• Short exercise
All entries should be output exactly as they stand.

• Exercise input
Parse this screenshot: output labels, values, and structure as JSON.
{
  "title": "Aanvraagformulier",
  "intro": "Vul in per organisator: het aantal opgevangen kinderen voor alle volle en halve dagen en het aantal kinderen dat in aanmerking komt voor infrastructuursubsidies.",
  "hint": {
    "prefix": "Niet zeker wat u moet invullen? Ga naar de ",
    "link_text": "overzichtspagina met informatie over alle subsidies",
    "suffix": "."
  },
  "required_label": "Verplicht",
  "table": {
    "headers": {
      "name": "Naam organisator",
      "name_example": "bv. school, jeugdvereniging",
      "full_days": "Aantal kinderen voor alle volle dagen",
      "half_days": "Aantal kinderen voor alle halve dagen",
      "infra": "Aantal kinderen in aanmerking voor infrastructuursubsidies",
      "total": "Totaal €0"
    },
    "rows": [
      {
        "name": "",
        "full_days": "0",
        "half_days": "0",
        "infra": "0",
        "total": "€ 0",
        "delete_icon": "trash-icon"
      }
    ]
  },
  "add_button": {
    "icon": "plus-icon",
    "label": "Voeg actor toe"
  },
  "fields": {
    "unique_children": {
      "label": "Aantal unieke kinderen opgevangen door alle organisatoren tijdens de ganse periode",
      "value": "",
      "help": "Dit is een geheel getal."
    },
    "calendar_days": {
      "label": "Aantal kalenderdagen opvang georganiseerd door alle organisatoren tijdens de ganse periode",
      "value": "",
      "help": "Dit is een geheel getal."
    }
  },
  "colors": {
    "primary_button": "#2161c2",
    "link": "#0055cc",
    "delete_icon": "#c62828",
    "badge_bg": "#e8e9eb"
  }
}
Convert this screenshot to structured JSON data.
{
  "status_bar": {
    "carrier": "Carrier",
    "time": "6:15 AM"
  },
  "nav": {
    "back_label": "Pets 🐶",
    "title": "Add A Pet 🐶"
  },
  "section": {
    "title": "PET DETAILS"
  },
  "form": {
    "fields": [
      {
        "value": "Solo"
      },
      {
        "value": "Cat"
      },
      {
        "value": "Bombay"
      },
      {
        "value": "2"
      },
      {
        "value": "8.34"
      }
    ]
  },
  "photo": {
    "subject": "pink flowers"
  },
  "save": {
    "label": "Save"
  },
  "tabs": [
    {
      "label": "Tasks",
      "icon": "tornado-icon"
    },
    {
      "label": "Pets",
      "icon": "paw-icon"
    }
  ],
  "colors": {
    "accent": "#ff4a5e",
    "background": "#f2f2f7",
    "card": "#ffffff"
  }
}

• Answer in full
Parse this screenshot: output labels, values, and structure as JSON.
{
  "title": "Aanvraagformulier",
  "intro": "Vul in per organisator: het aantal opgevangen kinderen voor alle volle en halve dagen en het aantal kinderen dat in aanmerking komt voor infrastructuursubsidies.",
  "hint": {
    "prefix": "Niet zeker wat u moet invullen? Ga naar de ",
    "link_text": "overzichtspagina met informatie over alle subsidies",
    "suffix": "."
  },
  "required_label": "Verplicht",
  "table": {
    "headers": {
      "name": "Naam organisator",
      "name_example": "bv. school, jeugdvereniging",
      "full_days": "Aantal kinderen voor alle volle dagen",
      "half_days": "Aantal kinderen voor alle halve dagen",
      "infra": "Aantal kinderen in aanmerking voor infrastructuursubsidies",
      "total": "Totaal €0"
    },
    "rows": [
      {
        "name": "",
        "full_days": "0",
        "half_days": "0",
        "infra": "0",
        "total": "€ 0",
        "delete_icon": "trash-icon"
      }
    ]
  },
  "add_button": {
    "icon": "plus-icon",
    "label": "Voeg actor toe"
  },
  "fields": {
    "unique_children": {
      "label": "Aantal unieke kinderen opgevangen door alle organisatoren tijdens de ganse periode",
      "value": "",
      "help": "Dit is een geheel getal."
    },
    "calendar_days": {
      "label": "Aantal kalenderdagen opvang georganiseerd door alle organisatoren tijdens de ganse periode",
      "value": "",
      "help": "Dit is een geheel getal."
    }
  },
  "colors": {
    "primary_button": "#2161c2",
    "link": "#0055cc",
    "delete_icon": "#c62828",
    "badge_bg": "#e8e9eb"
  }
}
Convert this screenshot to structured JSON data.
{
  "status_bar": {
    "carrier": "Carrier",
    "time": "6:15 AM"
  },
  "nav": {
    "back_label": "Pets 🐶",
    "title": "Add A Pet 🐶"
  },
  "section": {
    "title": "PET DETAILS"
  },
  "form": {
    "fields": [
      {
        "value": "Solo"
      },
      {
        "value": "Cat"
      },
      {
        "value": "Bombay"
      },
      {
        "value": "2"
      },
      {
        "value": "8.34"
      }
    ]
  },
  "photo": {
    "subject": "pink flowers"
  },
  "save": {
    "label": "Save"
  },
  "tabs": [
    {
      "label": "Tasks",
      "icon": "tornado-icon"
    },
    {
      "label": "Pets",
      "icon": "paw-icon"
    }
  ],
  "colors": {
    "accent": "#ff4a5e",
    "background": "#f2f2f7",
    "card": "#ffffff"
  }
}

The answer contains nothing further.